##### Material to process

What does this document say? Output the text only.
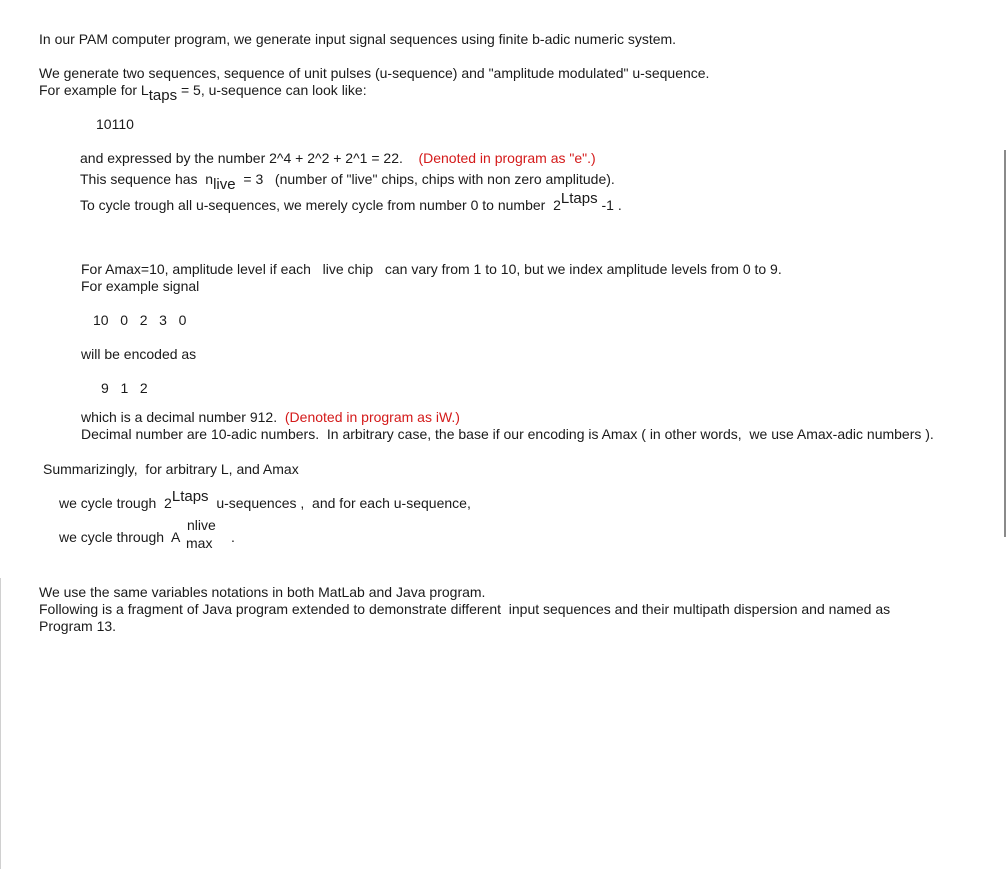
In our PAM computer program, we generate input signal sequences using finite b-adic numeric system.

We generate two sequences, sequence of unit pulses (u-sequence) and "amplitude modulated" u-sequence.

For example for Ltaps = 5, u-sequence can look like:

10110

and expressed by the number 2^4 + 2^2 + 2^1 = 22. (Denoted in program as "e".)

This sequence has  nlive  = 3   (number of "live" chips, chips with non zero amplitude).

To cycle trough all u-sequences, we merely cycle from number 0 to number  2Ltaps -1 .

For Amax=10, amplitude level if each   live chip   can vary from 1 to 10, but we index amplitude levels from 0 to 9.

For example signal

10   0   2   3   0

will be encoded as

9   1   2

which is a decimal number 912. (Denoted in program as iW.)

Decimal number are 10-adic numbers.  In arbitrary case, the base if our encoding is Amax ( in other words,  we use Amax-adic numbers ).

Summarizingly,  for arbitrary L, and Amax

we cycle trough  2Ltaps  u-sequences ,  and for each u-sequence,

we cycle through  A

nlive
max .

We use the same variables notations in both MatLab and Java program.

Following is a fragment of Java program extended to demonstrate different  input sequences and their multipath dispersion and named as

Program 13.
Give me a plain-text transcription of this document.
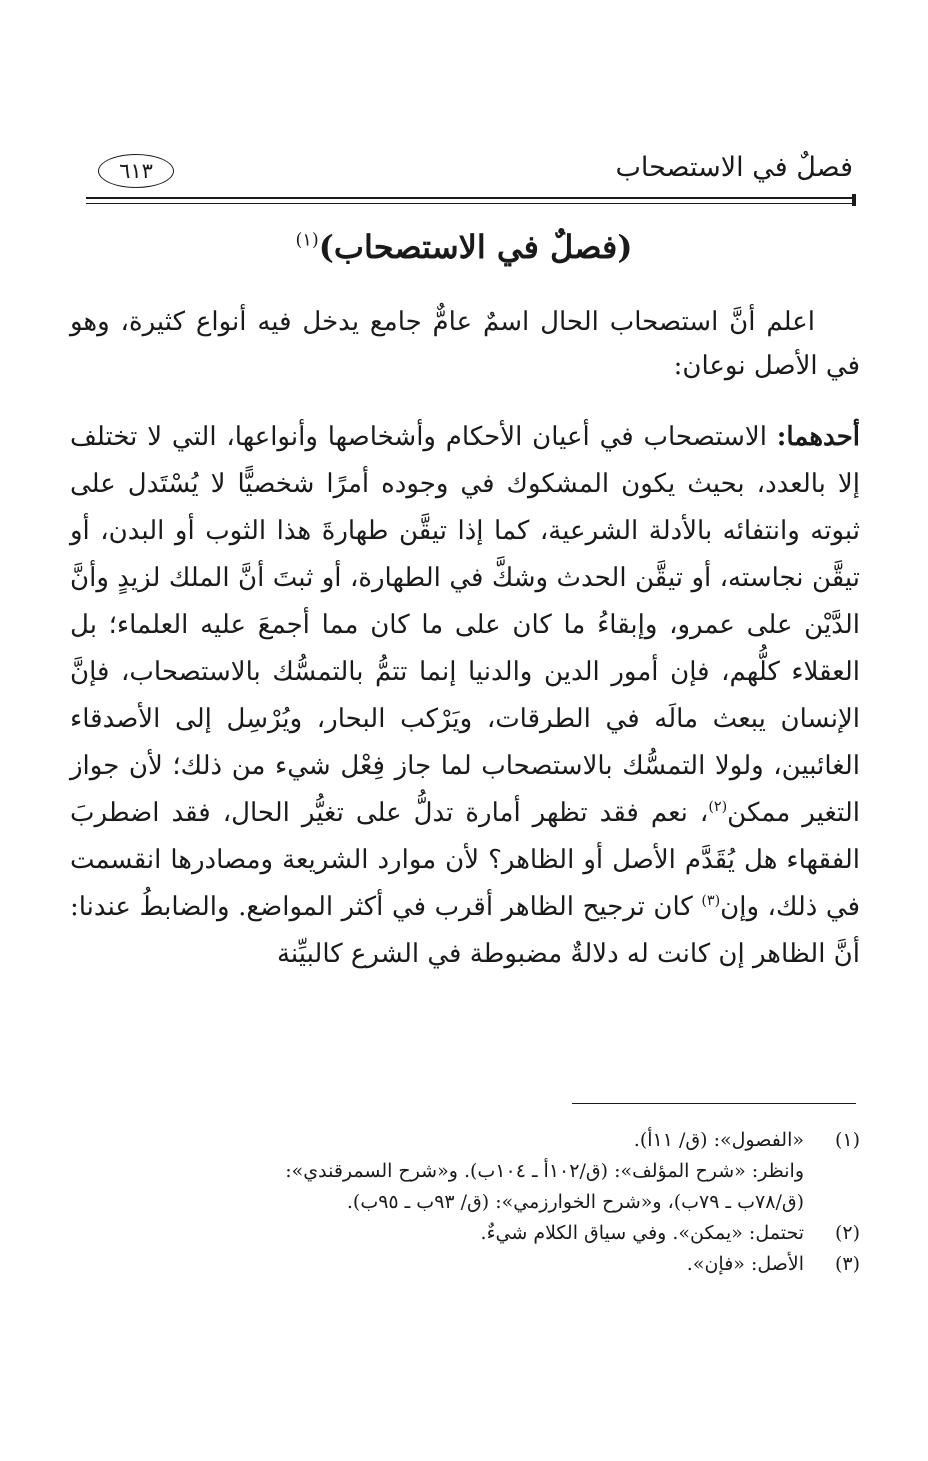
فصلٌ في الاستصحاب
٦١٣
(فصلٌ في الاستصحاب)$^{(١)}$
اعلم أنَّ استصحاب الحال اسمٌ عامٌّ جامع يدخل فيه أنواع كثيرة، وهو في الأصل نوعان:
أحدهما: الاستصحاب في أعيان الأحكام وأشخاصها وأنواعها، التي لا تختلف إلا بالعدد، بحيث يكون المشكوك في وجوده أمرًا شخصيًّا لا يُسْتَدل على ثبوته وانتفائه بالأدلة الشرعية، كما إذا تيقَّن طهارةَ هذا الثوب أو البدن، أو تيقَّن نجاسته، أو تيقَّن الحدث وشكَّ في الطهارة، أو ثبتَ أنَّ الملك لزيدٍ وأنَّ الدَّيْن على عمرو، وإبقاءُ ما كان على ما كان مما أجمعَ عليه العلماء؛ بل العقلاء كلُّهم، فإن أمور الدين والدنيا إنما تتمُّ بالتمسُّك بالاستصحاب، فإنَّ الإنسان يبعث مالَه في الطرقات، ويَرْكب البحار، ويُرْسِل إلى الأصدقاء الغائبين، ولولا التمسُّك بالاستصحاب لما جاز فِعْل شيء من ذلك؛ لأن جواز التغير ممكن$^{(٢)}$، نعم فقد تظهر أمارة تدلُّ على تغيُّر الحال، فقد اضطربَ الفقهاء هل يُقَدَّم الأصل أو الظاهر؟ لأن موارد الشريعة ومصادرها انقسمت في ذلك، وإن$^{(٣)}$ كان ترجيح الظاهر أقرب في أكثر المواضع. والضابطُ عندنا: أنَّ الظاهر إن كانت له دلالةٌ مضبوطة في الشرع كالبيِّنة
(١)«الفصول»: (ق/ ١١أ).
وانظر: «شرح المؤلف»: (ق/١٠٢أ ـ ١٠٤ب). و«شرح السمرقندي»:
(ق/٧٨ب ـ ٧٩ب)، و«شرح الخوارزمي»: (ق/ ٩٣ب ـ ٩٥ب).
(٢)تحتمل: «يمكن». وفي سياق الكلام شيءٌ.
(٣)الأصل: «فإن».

##########

| What is being asked |
In the records above, collect each line with "cycle".

| Complete response |
To cycle trough all u-sequences, we merely cycle from number 0 to number  2Ltaps -1 .
we cycle trough  2Ltaps  u-sequences ,  and for each u-sequence,
we cycle through  A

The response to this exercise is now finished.